▸ **The problem**
Would you transcribe the listing that follows, character for character, and omit its images?

Entries from a dataset:

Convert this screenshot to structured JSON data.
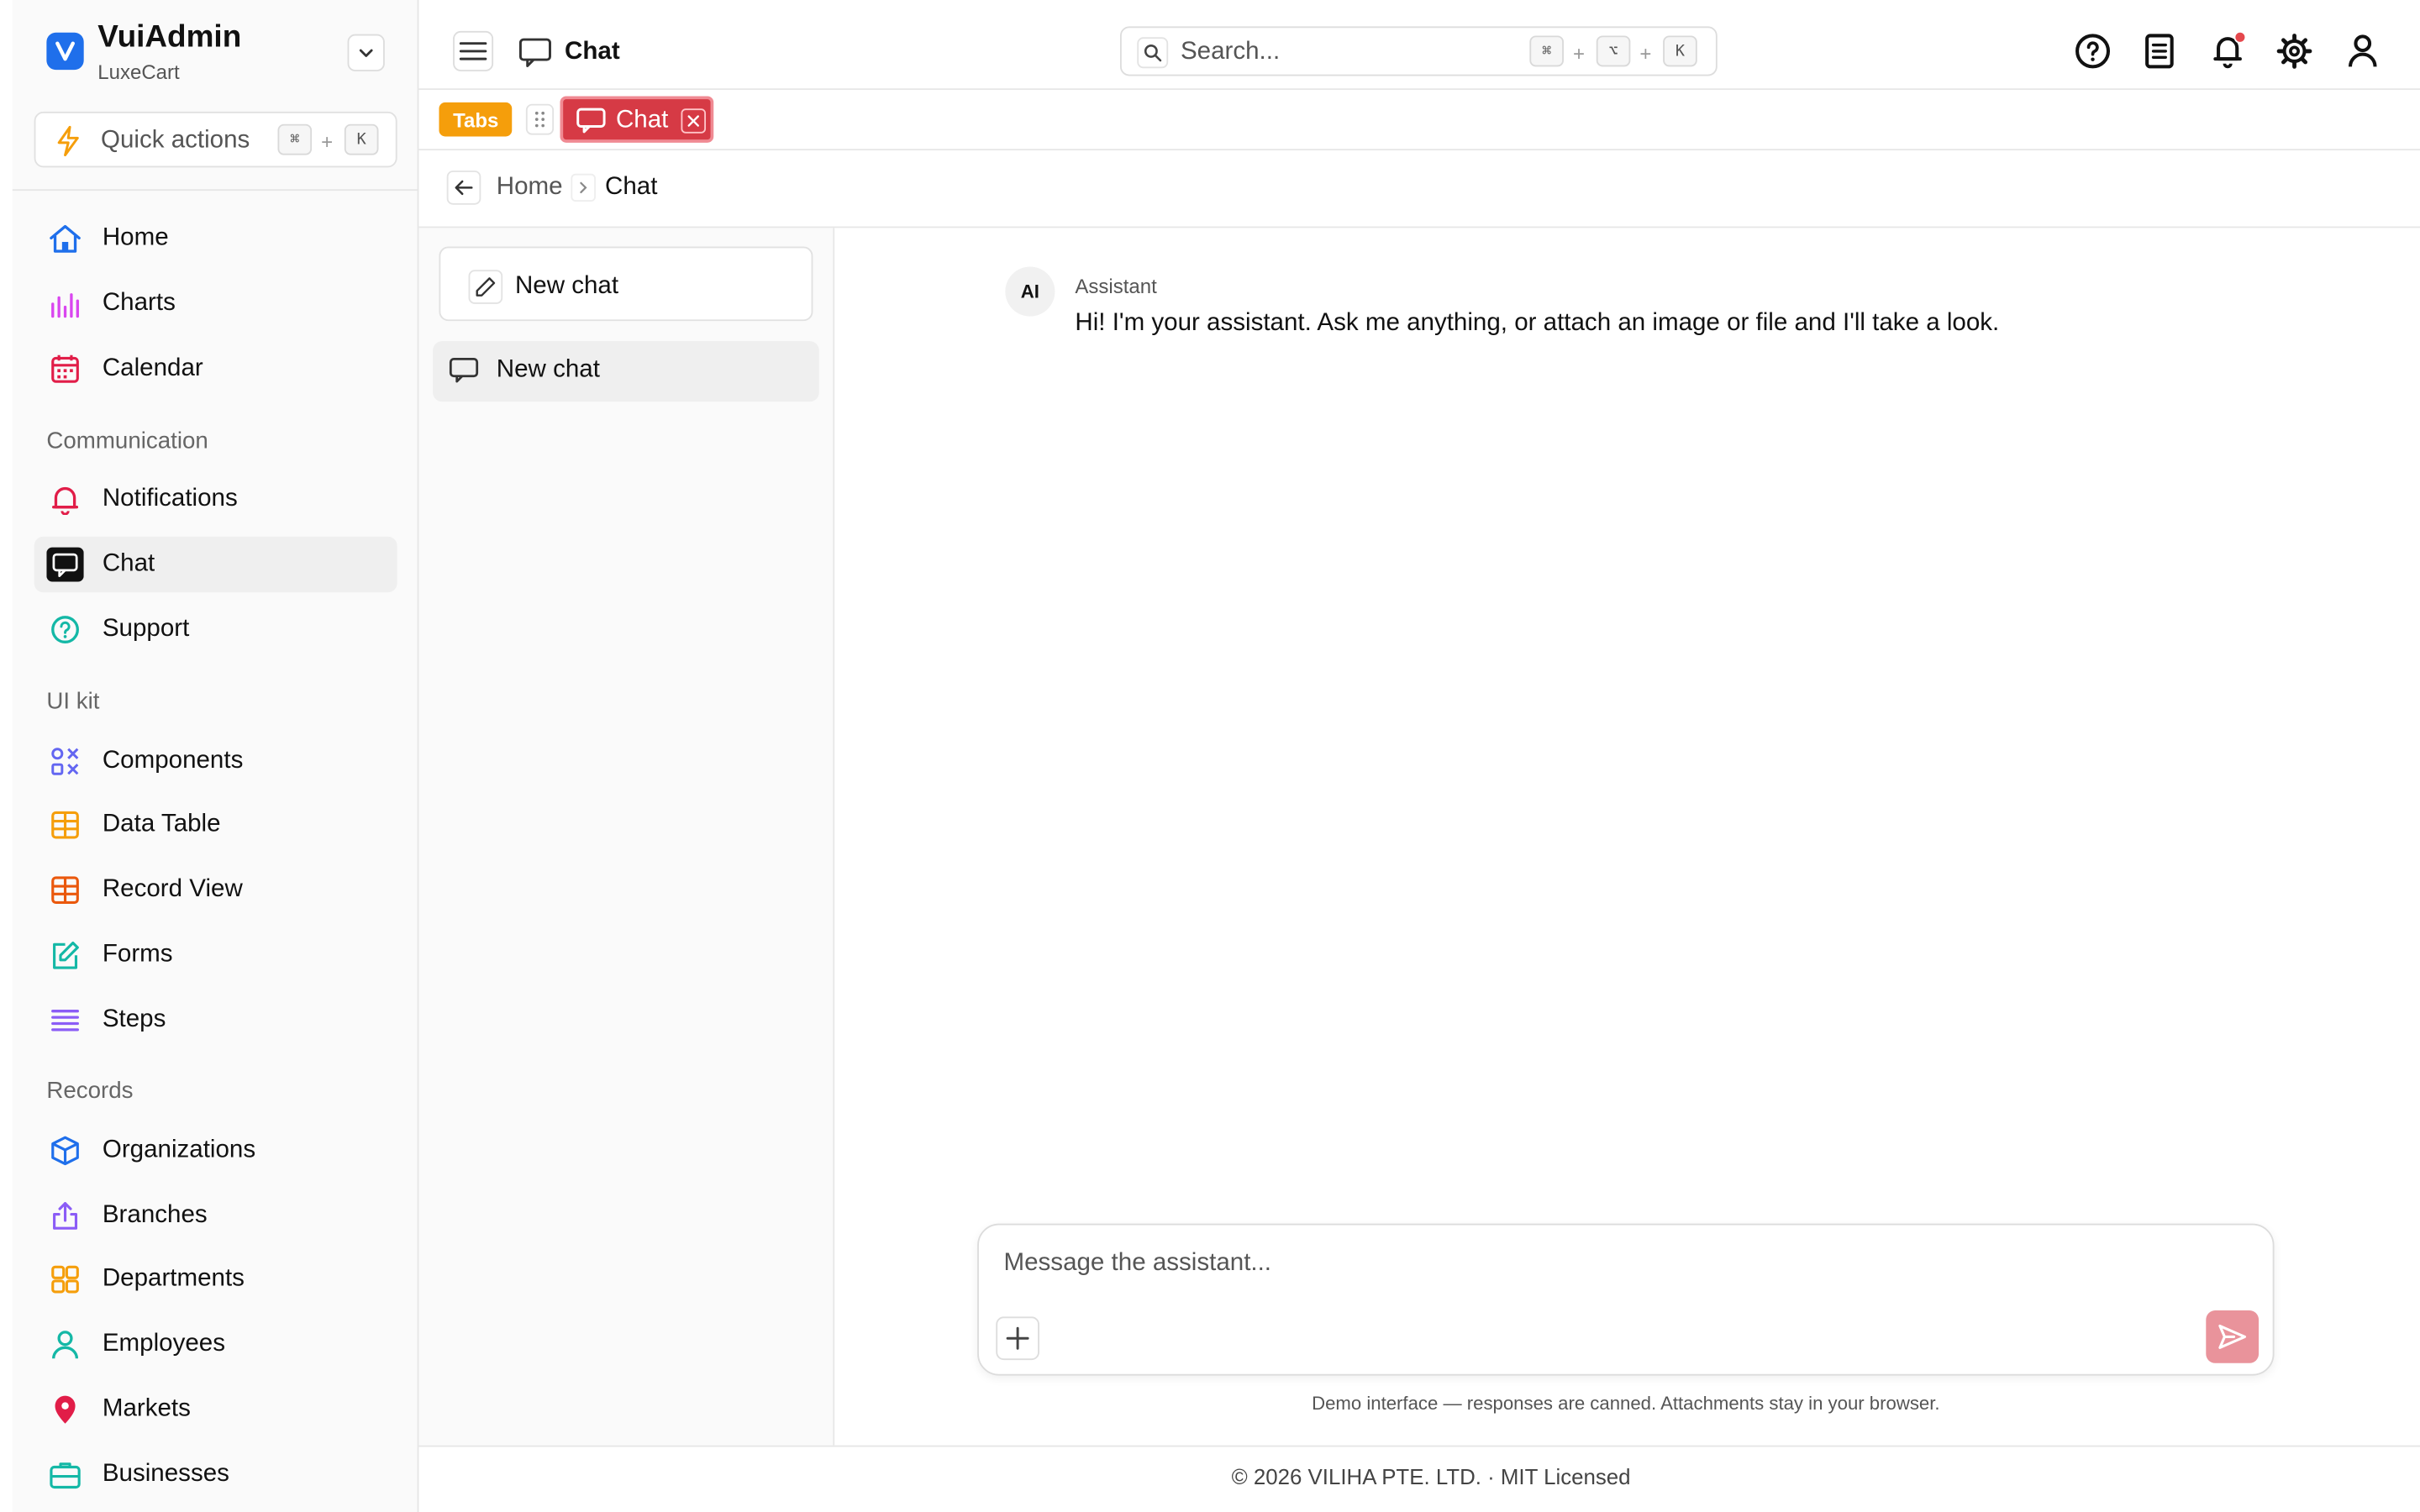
{
  "brand": {
    "title": "VuiAdmin",
    "subtitle": "LuxeCart",
    "logo_letter": "V",
    "color": "#1f6feb"
  },
  "quick_actions": {
    "label": "Quick actions",
    "keys": [
      "⌘",
      "K"
    ],
    "plus": "+"
  },
  "sidebar": {
    "top_items": [
      {
        "label": "Home",
        "icon": "home-icon"
      },
      {
        "label": "Charts",
        "icon": "bar-chart-icon"
      },
      {
        "label": "Calendar",
        "icon": "calendar-icon"
      }
    ],
    "sections": [
      {
        "title": "Communication",
        "items": [
          {
            "label": "Notifications",
            "icon": "bell-icon"
          },
          {
            "label": "Chat",
            "icon": "chat-icon",
            "active": true
          },
          {
            "label": "Support",
            "icon": "help-circle-icon"
          }
        ]
      },
      {
        "title": "UI kit",
        "items": [
          {
            "label": "Components",
            "icon": "components-icon"
          },
          {
            "label": "Data Table",
            "icon": "table-icon"
          },
          {
            "label": "Record View",
            "icon": "table-icon"
          },
          {
            "label": "Forms",
            "icon": "edit-square-icon"
          },
          {
            "label": "Steps",
            "icon": "list-icon"
          }
        ]
      },
      {
        "title": "Records",
        "items": [
          {
            "label": "Organizations",
            "icon": "cube-icon"
          },
          {
            "label": "Branches",
            "icon": "share-icon"
          },
          {
            "label": "Departments",
            "icon": "grid-icon"
          },
          {
            "label": "Employees",
            "icon": "user-icon"
          },
          {
            "label": "Markets",
            "icon": "map-pin-icon"
          },
          {
            "label": "Businesses",
            "icon": "briefcase-icon"
          }
        ]
      }
    ]
  },
  "header": {
    "title": "Chat",
    "search": {
      "placeholder": "Search...",
      "keys": [
        "⌘",
        "⌥",
        "K"
      ],
      "plus": "+"
    },
    "icons": [
      "help-icon",
      "document-icon",
      "bell-icon",
      "gear-icon",
      "user-icon"
    ]
  },
  "tabs": {
    "badge": "Tabs",
    "active_tab": "Chat"
  },
  "breadcrumb": {
    "home": "Home",
    "current": "Chat"
  },
  "chat_list": {
    "new_chat_button": "New chat",
    "conversations": [
      {
        "label": "New chat"
      }
    ]
  },
  "chat": {
    "messages": [
      {
        "avatar": "AI",
        "sender": "Assistant",
        "text": "Hi! I'm your assistant. Ask me anything, or attach an image or file and I'll take a look."
      }
    ],
    "composer_placeholder": "Message the assistant...",
    "disclaimer": "Demo interface — responses are canned. Attachments stay in your browser."
  },
  "footer": {
    "text": "© 2026 VILIHA PTE. LTD. · MIT Licensed"
  },
  "colors": {
    "accent": "#d63a45",
    "tabs_badge": "#f59e0b",
    "send": "#e9939b"
  }
}
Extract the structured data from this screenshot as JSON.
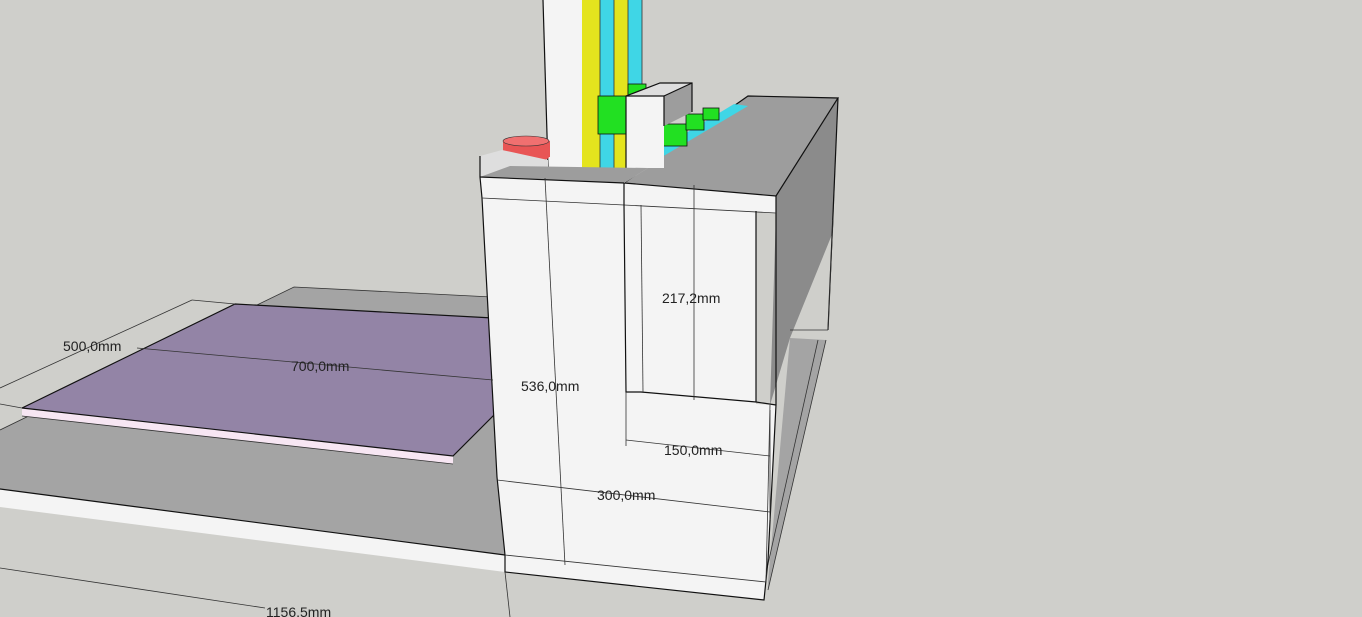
{
  "colors": {
    "background": "#cfcfcb",
    "ground": "#a4a4a4",
    "white_face": "#f4f4f4",
    "gray_face": "#9d9d9d",
    "pink_plate_top": "#9384a6",
    "pink_plate_edge": "#f7e6f3",
    "tube_yellow": "#e4e41e",
    "tube_cyan": "#3fd6e6",
    "connector_green": "#22e022",
    "red_cylinder": "#e85555"
  },
  "dimensions": {
    "plate_depth": "500,0mm",
    "plate_width": "700,0mm",
    "cabinet_height": "536,0mm",
    "panel_height": "217,2mm",
    "panel_offset": "150,0mm",
    "cabinet_width": "300,0mm",
    "base_length": "1156,5mm"
  }
}
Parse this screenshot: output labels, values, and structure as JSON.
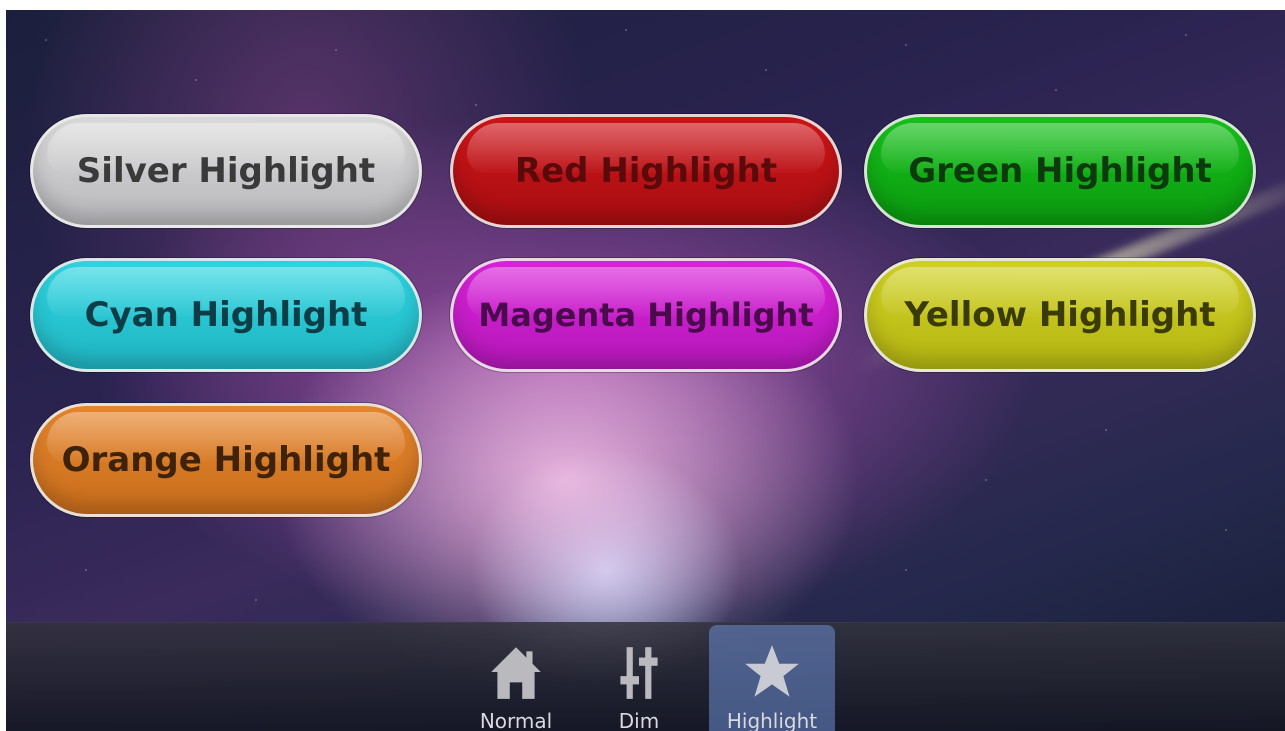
{
  "buttons": [
    {
      "label": "Silver Highlight",
      "color": "#c8c8cc"
    },
    {
      "label": "Red Highlight",
      "color": "#c01116"
    },
    {
      "label": "Green Highlight",
      "color": "#12b016"
    },
    {
      "label": "Cyan Highlight",
      "color": "#27c6d2"
    },
    {
      "label": "Magenta Highlight",
      "color": "#c81dcc"
    },
    {
      "label": "Yellow Highlight",
      "color": "#c3c41b"
    },
    {
      "label": "Orange Highlight",
      "color": "#d97a26"
    }
  ],
  "nav": {
    "tabs": [
      {
        "label": "Normal",
        "icon": "home-icon",
        "active": false
      },
      {
        "label": "Dim",
        "icon": "sliders-icon",
        "active": false
      },
      {
        "label": "Highlight",
        "icon": "star-icon",
        "active": true
      }
    ],
    "active_tab_color": "#6e8cd2"
  }
}
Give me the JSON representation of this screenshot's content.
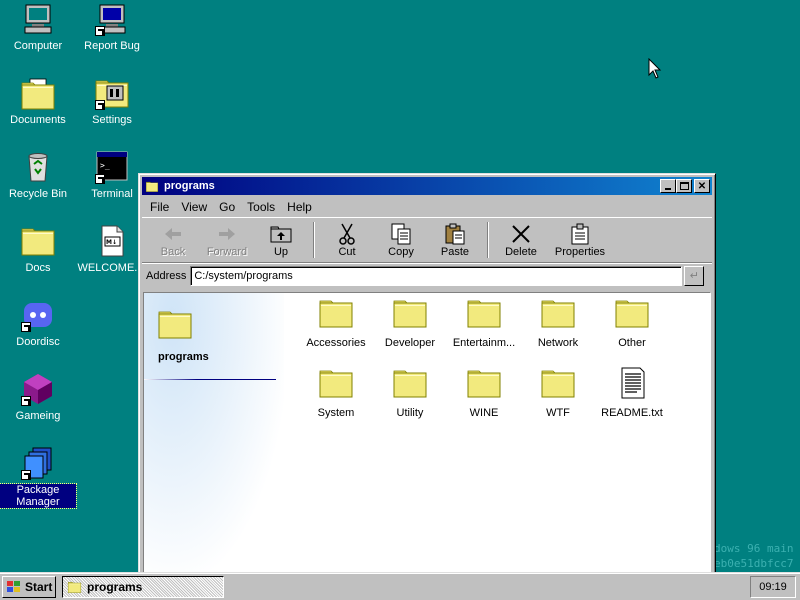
{
  "desktop": {
    "icons": [
      {
        "label": "Computer",
        "icon": "computer-icon"
      },
      {
        "label": "Report Bug",
        "icon": "report-bug-icon"
      },
      {
        "label": "Documents",
        "icon": "documents-folder-icon"
      },
      {
        "label": "Settings",
        "icon": "settings-icon"
      },
      {
        "label": "Recycle Bin",
        "icon": "recycle-bin-icon"
      },
      {
        "label": "Terminal",
        "icon": "terminal-icon"
      },
      {
        "label": "Docs",
        "icon": "folder-icon"
      },
      {
        "label": "WELCOME....",
        "icon": "markdown-file-icon"
      },
      {
        "label": "Doordisc",
        "icon": "doordisc-icon"
      },
      {
        "label": "Gameing",
        "icon": "gameing-icon"
      },
      {
        "label": "Package Manager",
        "icon": "package-manager-icon",
        "selected": true
      }
    ],
    "watermark_lines": [
      "dows 96 main",
      "eb0e51dbfcc7"
    ]
  },
  "window": {
    "title": "programs",
    "menu": [
      "File",
      "View",
      "Go",
      "Tools",
      "Help"
    ],
    "toolbar": {
      "back": "Back",
      "forward": "Forward",
      "up": "Up",
      "cut": "Cut",
      "copy": "Copy",
      "paste": "Paste",
      "delete": "Delete",
      "properties": "Properties"
    },
    "address": {
      "label": "Address",
      "value": "C:/system/programs"
    },
    "sidepanel_title": "programs",
    "items": [
      {
        "label": "Accessories",
        "type": "folder"
      },
      {
        "label": "Developer",
        "type": "folder"
      },
      {
        "label": "Entertainm...",
        "type": "folder"
      },
      {
        "label": "Network",
        "type": "folder"
      },
      {
        "label": "Other",
        "type": "folder"
      },
      {
        "label": "System",
        "type": "folder"
      },
      {
        "label": "Utility",
        "type": "folder"
      },
      {
        "label": "WINE",
        "type": "folder"
      },
      {
        "label": "WTF",
        "type": "folder"
      },
      {
        "label": "README.txt",
        "type": "text-file"
      }
    ]
  },
  "taskbar": {
    "start_label": "Start",
    "task_label": "programs",
    "clock": "09:19"
  },
  "colors": {
    "desktop": "#008080",
    "titlebar_start": "#000080",
    "titlebar_end": "#1084d0",
    "folder": "#f2ea7e"
  }
}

▸ **Complete output**
Convert this screenshot to structured JSON data.
{
  "brand": {
    "title": "VuiAdmin",
    "subtitle": "LuxeCart",
    "logo_letter": "V",
    "color": "#1f6feb"
  },
  "quick_actions": {
    "label": "Quick actions",
    "keys": [
      "⌘",
      "K"
    ],
    "plus": "+"
  },
  "sidebar": {
    "top_items": [
      {
        "label": "Home",
        "icon": "home-icon"
      },
      {
        "label": "Charts",
        "icon": "bar-chart-icon"
      },
      {
        "label": "Calendar",
        "icon": "calendar-icon"
      }
    ],
    "sections": [
      {
        "title": "Communication",
        "items": [
          {
            "label": "Notifications",
            "icon": "bell-icon"
          },
          {
            "label": "Chat",
            "icon": "chat-icon",
            "active": true
          },
          {
            "label": "Support",
            "icon": "help-circle-icon"
          }
        ]
      },
      {
        "title": "UI kit",
        "items": [
          {
            "label": "Components",
            "icon": "components-icon"
          },
          {
            "label": "Data Table",
            "icon": "table-icon"
          },
          {
            "label": "Record View",
            "icon": "table-icon"
          },
          {
            "label": "Forms",
            "icon": "edit-square-icon"
          },
          {
            "label": "Steps",
            "icon": "list-icon"
          }
        ]
      },
      {
        "title": "Records",
        "items": [
          {
            "label": "Organizations",
            "icon": "cube-icon"
          },
          {
            "label": "Branches",
            "icon": "share-icon"
          },
          {
            "label": "Departments",
            "icon": "grid-icon"
          },
          {
            "label": "Employees",
            "icon": "user-icon"
          },
          {
            "label": "Markets",
            "icon": "map-pin-icon"
          },
          {
            "label": "Businesses",
            "icon": "briefcase-icon"
          }
        ]
      }
    ]
  },
  "header": {
    "title": "Chat",
    "search": {
      "placeholder": "Search...",
      "keys": [
        "⌘",
        "⌥",
        "K"
      ],
      "plus": "+"
    },
    "icons": [
      "help-icon",
      "document-icon",
      "bell-icon",
      "gear-icon",
      "user-icon"
    ]
  },
  "tabs": {
    "badge": "Tabs",
    "active_tab": "Chat"
  },
  "breadcrumb": {
    "home": "Home",
    "current": "Chat"
  },
  "chat_list": {
    "new_chat_button": "New chat",
    "conversations": [
      {
        "label": "New chat"
      }
    ]
  },
  "chat": {
    "messages": [
      {
        "avatar": "AI",
        "sender": "Assistant",
        "text": "Hi! I'm your assistant. Ask me anything, or attach an image or file and I'll take a look."
      }
    ],
    "composer_placeholder": "Message the assistant...",
    "disclaimer": "Demo interface — responses are canned. Attachments stay in your browser."
  },
  "footer": {
    "text": "© 2026 VILIHA PTE. LTD. · MIT Licensed"
  },
  "colors": {
    "accent": "#d63a45",
    "tabs_badge": "#f59e0b",
    "send": "#e9939b"
  }
}
Extract the structured data from this screenshot as JSON.
{
  "colors": {
    "background": "#cfcfcb",
    "ground": "#a4a4a4",
    "white_face": "#f4f4f4",
    "gray_face": "#9d9d9d",
    "pink_plate_top": "#9384a6",
    "pink_plate_edge": "#f7e6f3",
    "tube_yellow": "#e4e41e",
    "tube_cyan": "#3fd6e6",
    "connector_green": "#22e022",
    "red_cylinder": "#e85555"
  },
  "dimensions": {
    "plate_depth": "500,0mm",
    "plate_width": "700,0mm",
    "cabinet_height": "536,0mm",
    "panel_height": "217,2mm",
    "panel_offset": "150,0mm",
    "cabinet_width": "300,0mm",
    "base_length": "1156,5mm"
  }
}
Parse this screenshot: output labels, values, and structure as JSON.
{
  "buttons": [
    {
      "label": "Silver Highlight",
      "color": "#c8c8cc"
    },
    {
      "label": "Red Highlight",
      "color": "#c01116"
    },
    {
      "label": "Green Highlight",
      "color": "#12b016"
    },
    {
      "label": "Cyan Highlight",
      "color": "#27c6d2"
    },
    {
      "label": "Magenta Highlight",
      "color": "#c81dcc"
    },
    {
      "label": "Yellow Highlight",
      "color": "#c3c41b"
    },
    {
      "label": "Orange Highlight",
      "color": "#d97a26"
    }
  ],
  "nav": {
    "tabs": [
      {
        "label": "Normal",
        "icon": "home-icon",
        "active": false
      },
      {
        "label": "Dim",
        "icon": "sliders-icon",
        "active": false
      },
      {
        "label": "Highlight",
        "icon": "star-icon",
        "active": true
      }
    ],
    "active_tab_color": "#6e8cd2"
  }
}
Give me the JSON representation of this screenshot's content.
{
  "desktop": {
    "icons": [
      {
        "label": "Computer",
        "icon": "computer-icon"
      },
      {
        "label": "Report Bug",
        "icon": "report-bug-icon"
      },
      {
        "label": "Documents",
        "icon": "documents-folder-icon"
      },
      {
        "label": "Settings",
        "icon": "settings-icon"
      },
      {
        "label": "Recycle Bin",
        "icon": "recycle-bin-icon"
      },
      {
        "label": "Terminal",
        "icon": "terminal-icon"
      },
      {
        "label": "Docs",
        "icon": "folder-icon"
      },
      {
        "label": "WELCOME....",
        "icon": "markdown-file-icon"
      },
      {
        "label": "Doordisc",
        "icon": "doordisc-icon"
      },
      {
        "label": "Gameing",
        "icon": "gameing-icon"
      },
      {
        "label": "Package Manager",
        "icon": "package-manager-icon",
        "selected": true
      }
    ],
    "watermark_lines": [
      "dows 96 main",
      "eb0e51dbfcc7"
    ]
  },
  "window": {
    "title": "programs",
    "menu": [
      "File",
      "View",
      "Go",
      "Tools",
      "Help"
    ],
    "toolbar": {
      "back": "Back",
      "forward": "Forward",
      "up": "Up",
      "cut": "Cut",
      "copy": "Copy",
      "paste": "Paste",
      "delete": "Delete",
      "properties": "Properties"
    },
    "address": {
      "label": "Address",
      "value": "C:/system/programs"
    },
    "sidepanel_title": "programs",
    "items": [
      {
        "label": "Accessories",
        "type": "folder"
      },
      {
        "label": "Developer",
        "type": "folder"
      },
      {
        "label": "Entertainm...",
        "type": "folder"
      },
      {
        "label": "Network",
        "type": "folder"
      },
      {
        "label": "Other",
        "type": "folder"
      },
      {
        "label": "System",
        "type": "folder"
      },
      {
        "label": "Utility",
        "type": "folder"
      },
      {
        "label": "WINE",
        "type": "folder"
      },
      {
        "label": "WTF",
        "type": "folder"
      },
      {
        "label": "README.txt",
        "type": "text-file"
      }
    ]
  },
  "taskbar": {
    "start_label": "Start",
    "task_label": "programs",
    "clock": "09:19"
  },
  "colors": {
    "desktop": "#008080",
    "titlebar_start": "#000080",
    "titlebar_end": "#1084d0",
    "folder": "#f2ea7e"
  }
}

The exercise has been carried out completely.